"""

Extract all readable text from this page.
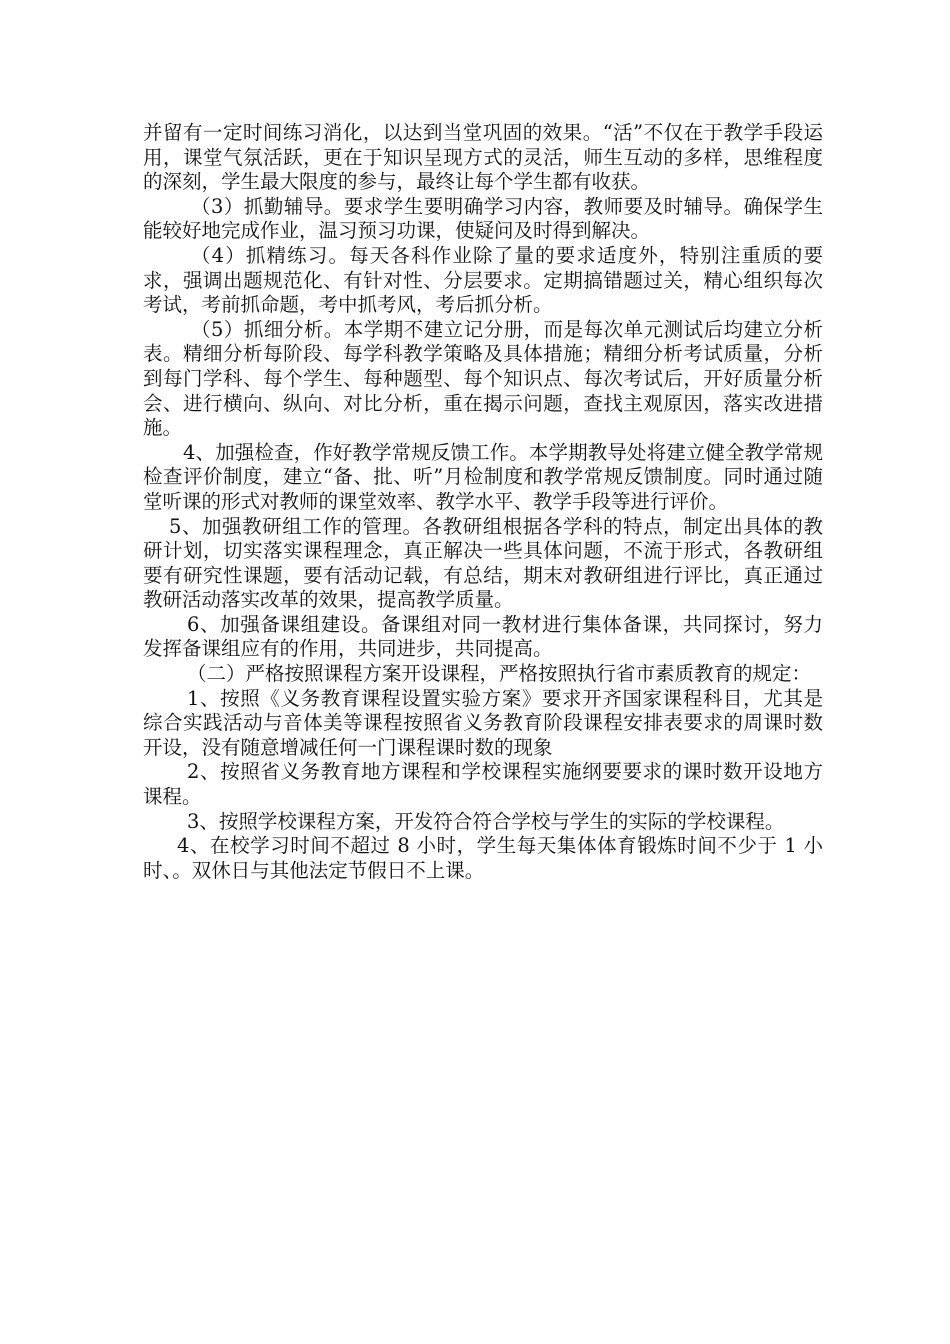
并留有一定时间练习消化，以达到当堂巩固的效果。“活”不仅在于教学手段运用，课堂气氛活跃，更在于知识呈现方式的灵活，师生互动的多样，思维程度的深刻，学生最大限度的参与，最终让每个学生都有收获。

（3）抓勤辅导。要求学生要明确学习内容，教师要及时辅导。确保学生能较好地完成作业，温习预习功课，使疑问及时得到解决。

（4）抓精练习。每天各科作业除了量的要求适度外，特别注重质的要求，强调出题规范化、有针对性、分层要求。定期搞错题过关，精心组织每次考试，考前抓命题，考中抓考风，考后抓分析。

（5）抓细分析。本学期不建立记分册，而是每次单元测试后均建立分析表。精细分析每阶段、每学科教学策略及具体措施；精细分析考试质量，分析到每门学科、每个学生、每种题型、每个知识点、每次考试后，开好质量分析会、进行横向、纵向、对比分析，重在揭示问题，查找主观原因，落实改进措施。

4、加强检查，作好教学常规反馈工作。本学期教导处将建立健全教学常规检查评价制度，建立“备、批、听”月检制度和教学常规反馈制度。同时通过随堂听课的形式对教师的课堂效率、教学水平、教学手段等进行评价。

5、加强教研组工作的管理。各教研组根据各学科的特点，制定出具体的教研计划，切实落实课程理念，真正解决一些具体问题，不流于形式，各教研组要有研究性课题，要有活动记载，有总结，期末对教研组进行评比，真正通过教研活动落实改革的效果，提高教学质量。

6、加强备课组建设。备课组对同一教材进行集体备课，共同探讨，努力发挥备课组应有的作用，共同进步，共同提高。

（二）严格按照课程方案开设课程，严格按照执行省市素质教育的规定：

1、按照《义务教育课程设置实验方案》要求开齐国家课程科目，尤其是综合实践活动与音体美等课程按照省义务教育阶段课程安排表要求的周课时数开设，没有随意增减任何一门课程课时数的现象

2、按照省义务教育地方课程和学校课程实施纲要要求的课时数开设地方课程。

3、按照学校课程方案，开发符合符合学校与学生的实际的学校课程。

4、在校学习时间不超过 8 小时，学生每天集体体育锻炼时间不少于 1 小时、。双休日与其他法定节假日不上课。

"""

#### Written instruction:
Make an exact copy of the data above, pictures excluded.

#### Answer to the problem:
Extract all readable text from this page.
并留有一定时间练习消化，以达到当堂巩固的效果。“活”不仅在于教学手段运用，课堂气氛活跃，更在于知识呈现方式的灵活，师生互动的多样，思维程度的深刻，学生最大限度的参与，最终让每个学生都有收获。

（3）抓勤辅导。要求学生要明确学习内容，教师要及时辅导。确保学生能较好地完成作业，温习预习功课，使疑问及时得到解决。

（4）抓精练习。每天各科作业除了量的要求适度外，特别注重质的要求，强调出题规范化、有针对性、分层要求。定期搞错题过关，精心组织每次考试，考前抓命题，考中抓考风，考后抓分析。

（5）抓细分析。本学期不建立记分册，而是每次单元测试后均建立分析表。精细分析每阶段、每学科教学策略及具体措施；精细分析考试质量，分析到每门学科、每个学生、每种题型、每个知识点、每次考试后，开好质量分析会、进行横向、纵向、对比分析，重在揭示问题，查找主观原因，落实改进措施。

4、加强检查，作好教学常规反馈工作。本学期教导处将建立健全教学常规检查评价制度，建立“备、批、听”月检制度和教学常规反馈制度。同时通过随堂听课的形式对教师的课堂效率、教学水平、教学手段等进行评价。

5、加强教研组工作的管理。各教研组根据各学科的特点，制定出具体的教研计划，切实落实课程理念，真正解决一些具体问题，不流于形式，各教研组要有研究性课题，要有活动记载，有总结，期末对教研组进行评比，真正通过教研活动落实改革的效果，提高教学质量。

6、加强备课组建设。备课组对同一教材进行集体备课，共同探讨，努力发挥备课组应有的作用，共同进步，共同提高。

（二）严格按照课程方案开设课程，严格按照执行省市素质教育的规定：

1、按照《义务教育课程设置实验方案》要求开齐国家课程科目，尤其是综合实践活动与音体美等课程按照省义务教育阶段课程安排表要求的周课时数开设，没有随意增减任何一门课程课时数的现象

2、按照省义务教育地方课程和学校课程实施纲要要求的课时数开设地方课程。

3、按照学校课程方案，开发符合符合学校与学生的实际的学校课程。

4、在校学习时间不超过 8 小时，学生每天集体体育锻炼时间不少于 1 小时、。双休日与其他法定节假日不上课。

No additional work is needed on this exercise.